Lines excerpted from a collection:
━━━━━━━━━━━━━━━━
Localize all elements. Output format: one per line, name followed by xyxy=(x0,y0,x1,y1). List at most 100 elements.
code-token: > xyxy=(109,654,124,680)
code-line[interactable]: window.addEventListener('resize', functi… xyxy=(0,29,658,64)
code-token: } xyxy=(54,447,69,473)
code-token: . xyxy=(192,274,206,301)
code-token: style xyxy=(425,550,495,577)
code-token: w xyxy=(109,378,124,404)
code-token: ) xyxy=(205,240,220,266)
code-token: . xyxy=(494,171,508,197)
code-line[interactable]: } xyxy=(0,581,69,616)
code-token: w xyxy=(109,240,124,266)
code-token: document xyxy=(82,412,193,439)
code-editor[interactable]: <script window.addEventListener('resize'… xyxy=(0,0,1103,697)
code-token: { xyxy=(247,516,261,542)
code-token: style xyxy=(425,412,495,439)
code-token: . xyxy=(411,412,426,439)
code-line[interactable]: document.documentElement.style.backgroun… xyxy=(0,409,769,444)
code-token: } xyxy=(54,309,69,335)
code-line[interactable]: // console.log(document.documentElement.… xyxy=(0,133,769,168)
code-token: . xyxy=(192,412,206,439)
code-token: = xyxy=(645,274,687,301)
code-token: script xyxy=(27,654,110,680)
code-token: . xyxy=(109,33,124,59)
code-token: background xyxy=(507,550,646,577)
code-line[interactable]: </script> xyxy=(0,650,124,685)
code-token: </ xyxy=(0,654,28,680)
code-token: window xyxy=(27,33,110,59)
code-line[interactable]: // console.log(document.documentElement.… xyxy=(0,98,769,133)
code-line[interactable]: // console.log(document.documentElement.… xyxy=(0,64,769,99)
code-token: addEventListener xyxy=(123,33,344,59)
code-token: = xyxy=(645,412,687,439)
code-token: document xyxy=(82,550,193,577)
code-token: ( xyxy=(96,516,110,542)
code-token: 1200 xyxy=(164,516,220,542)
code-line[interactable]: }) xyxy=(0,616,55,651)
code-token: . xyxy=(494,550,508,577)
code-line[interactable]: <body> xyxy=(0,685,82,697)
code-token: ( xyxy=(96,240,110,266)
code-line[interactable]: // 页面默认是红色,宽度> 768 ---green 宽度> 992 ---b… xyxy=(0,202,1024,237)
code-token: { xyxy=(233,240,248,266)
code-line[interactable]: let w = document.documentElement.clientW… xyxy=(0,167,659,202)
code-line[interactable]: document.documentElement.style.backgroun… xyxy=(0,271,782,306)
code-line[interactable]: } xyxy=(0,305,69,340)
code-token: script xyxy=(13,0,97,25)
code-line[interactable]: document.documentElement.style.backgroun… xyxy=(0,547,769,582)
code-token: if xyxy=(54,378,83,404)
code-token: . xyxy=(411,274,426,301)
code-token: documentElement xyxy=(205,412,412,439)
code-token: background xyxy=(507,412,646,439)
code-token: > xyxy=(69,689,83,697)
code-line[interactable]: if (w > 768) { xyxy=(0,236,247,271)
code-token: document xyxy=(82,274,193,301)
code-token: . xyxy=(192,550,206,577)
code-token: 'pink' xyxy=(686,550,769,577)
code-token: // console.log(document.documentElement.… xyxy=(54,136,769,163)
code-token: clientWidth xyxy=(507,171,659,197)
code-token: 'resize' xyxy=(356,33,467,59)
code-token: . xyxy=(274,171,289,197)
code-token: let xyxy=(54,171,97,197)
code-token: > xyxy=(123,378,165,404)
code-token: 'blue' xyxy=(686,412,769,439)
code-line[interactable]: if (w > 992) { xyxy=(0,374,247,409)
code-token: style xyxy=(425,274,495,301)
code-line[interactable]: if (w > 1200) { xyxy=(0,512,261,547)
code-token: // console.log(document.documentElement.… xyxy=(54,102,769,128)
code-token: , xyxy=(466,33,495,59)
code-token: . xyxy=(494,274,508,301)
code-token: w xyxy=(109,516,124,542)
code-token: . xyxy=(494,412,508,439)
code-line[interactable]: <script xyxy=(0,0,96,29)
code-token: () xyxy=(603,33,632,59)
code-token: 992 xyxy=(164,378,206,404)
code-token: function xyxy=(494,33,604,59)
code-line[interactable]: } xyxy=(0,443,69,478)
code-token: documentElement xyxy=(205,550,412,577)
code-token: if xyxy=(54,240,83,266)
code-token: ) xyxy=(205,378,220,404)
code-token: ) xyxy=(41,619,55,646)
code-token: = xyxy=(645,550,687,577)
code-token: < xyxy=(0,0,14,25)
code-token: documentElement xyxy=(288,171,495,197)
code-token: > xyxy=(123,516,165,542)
━━━━━━━━━━━━━━━━
● **The task**: Could you render all of the lines above as a numbered list, leaving out any blank ones?

● **Worked solution**:
1. Localize all elements. Output format: one per line, name followed by xyxy=(x0,y0,x1,y1). List at most 100 elements.
2. code-token: > xyxy=(109,654,124,680)
3. code-line[interactable]: window.addEventListener('resize', functi… xyxy=(0,29,658,64)
4. code-token: } xyxy=(54,447,69,473)
5. code-token: . xyxy=(192,274,206,301)
6. code-token: style xyxy=(425,550,495,577)
7. code-token: w xyxy=(109,378,124,404)
8. code-token: ) xyxy=(205,240,220,266)
9. code-token: . xyxy=(494,171,508,197)
10. code-line[interactable]: } xyxy=(0,581,69,616)
11. code-token: w xyxy=(109,240,124,266)
12. code-token: document xyxy=(82,412,193,439)
13. code-editor[interactable]: <script window.addEventListener('resize'… xyxy=(0,0,1103,697)
14. code-token: { xyxy=(247,516,261,542)
15. code-token: style xyxy=(425,412,495,439)
16. code-token: . xyxy=(411,412,426,439)
17. code-line[interactable]: document.documentElement.style.backgroun… xyxy=(0,409,769,444)
18. code-token: } xyxy=(54,309,69,335)
19. code-line[interactable]: // console.log(document.documentElement.… xyxy=(0,133,769,168)
20. code-token: . xyxy=(192,412,206,439)
21. code-token: = xyxy=(645,274,687,301)
22. code-token: script xyxy=(27,654,110,680)
23. code-token: . xyxy=(109,33,124,59)
24. code-token: background xyxy=(507,550,646,577)
25. code-line[interactable]: </script> xyxy=(0,650,124,685)
26. code-token: </ xyxy=(0,654,28,680)
27. code-token: window xyxy=(27,33,110,59)
28. code-line[interactable]: // console.log(document.documentElement.… xyxy=(0,98,769,133)
29. code-line[interactable]: // console.log(document.documentElement.… xyxy=(0,64,769,99)
30. code-token: addEventListener xyxy=(123,33,344,59)
31. code-token: = xyxy=(645,412,687,439)
32. code-token: document xyxy=(82,550,193,577)
33. code-token: ( xyxy=(96,516,110,542)
34. code-token: 1200 xyxy=(164,516,220,542)
35. code-line[interactable]: }) xyxy=(0,616,55,651)
36. code-token: . xyxy=(494,550,508,577)
37. code-line[interactable]: <body> xyxy=(0,685,82,697)
38. code-token: ( xyxy=(96,240,110,266)
39. code-line[interactable]: // 页面默认是红色,宽度> 768 ---green 宽度> 992 ---b… xyxy=(0,202,1024,237)
40. code-token: { xyxy=(233,240,248,266)
41. code-line[interactable]: let w = document.documentElement.clientW… xyxy=(0,167,659,202)
42. code-line[interactable]: document.documentElement.style.backgroun… xyxy=(0,271,782,306)
43. code-line[interactable]: } xyxy=(0,305,69,340)
44. code-token: script xyxy=(13,0,97,25)
45. code-line[interactable]: document.documentElement.style.backgroun… xyxy=(0,547,769,582)
46. code-token: if xyxy=(54,378,83,404)
47. code-token: . xyxy=(411,274,426,301)
48. code-token: documentElement xyxy=(205,412,412,439)
49. code-token: background xyxy=(507,412,646,439)
50. code-token: > xyxy=(69,689,83,697)
51. code-line[interactable]: if (w > 768) { xyxy=(0,236,247,271)
52. code-token: document xyxy=(82,274,193,301)
53. code-token: . xyxy=(192,550,206,577)
54. code-token: 'pink' xyxy=(686,550,769,577)
55. code-token: // console.log(document.documentElement.… xyxy=(54,136,769,163)
56. code-token: clientWidth xyxy=(507,171,659,197)
57. code-token: 'resize' xyxy=(356,33,467,59)
58. code-token: . xyxy=(274,171,289,197)
59. code-token: let xyxy=(54,171,97,197)
60. code-token: > xyxy=(123,378,165,404)
61. code-token: 'blue' xyxy=(686,412,769,439)
62. code-line[interactable]: if (w > 992) { xyxy=(0,374,247,409)
63. code-token: style xyxy=(425,274,495,301)
64. code-line[interactable]: if (w > 1200) { xyxy=(0,512,261,547)
65. code-token: // console.log(document.documentElement.… xyxy=(54,102,769,128)
66. code-token: , xyxy=(466,33,495,59)
67. code-token: . xyxy=(494,274,508,301)
68. code-token: w xyxy=(109,516,124,542)
69. code-token: . xyxy=(494,412,508,439)
70. code-line[interactable]: <script xyxy=(0,0,96,29)
71. code-token: () xyxy=(603,33,632,59)
72. code-token: 992 xyxy=(164,378,206,404)
73. code-token: function xyxy=(494,33,604,59)
74. code-line[interactable]: } xyxy=(0,443,69,478)
75. code-token: documentElement xyxy=(205,550,412,577)
76. code-token: if xyxy=(54,240,83,266)
77. code-token: ) xyxy=(205,378,220,404)
78. code-token: ) xyxy=(41,619,55,646)
79. code-token: = xyxy=(645,550,687,577)
80. code-token: < xyxy=(0,0,14,25)
81. code-token: documentElement xyxy=(288,171,495,197)
82. code-token: > xyxy=(123,516,165,542)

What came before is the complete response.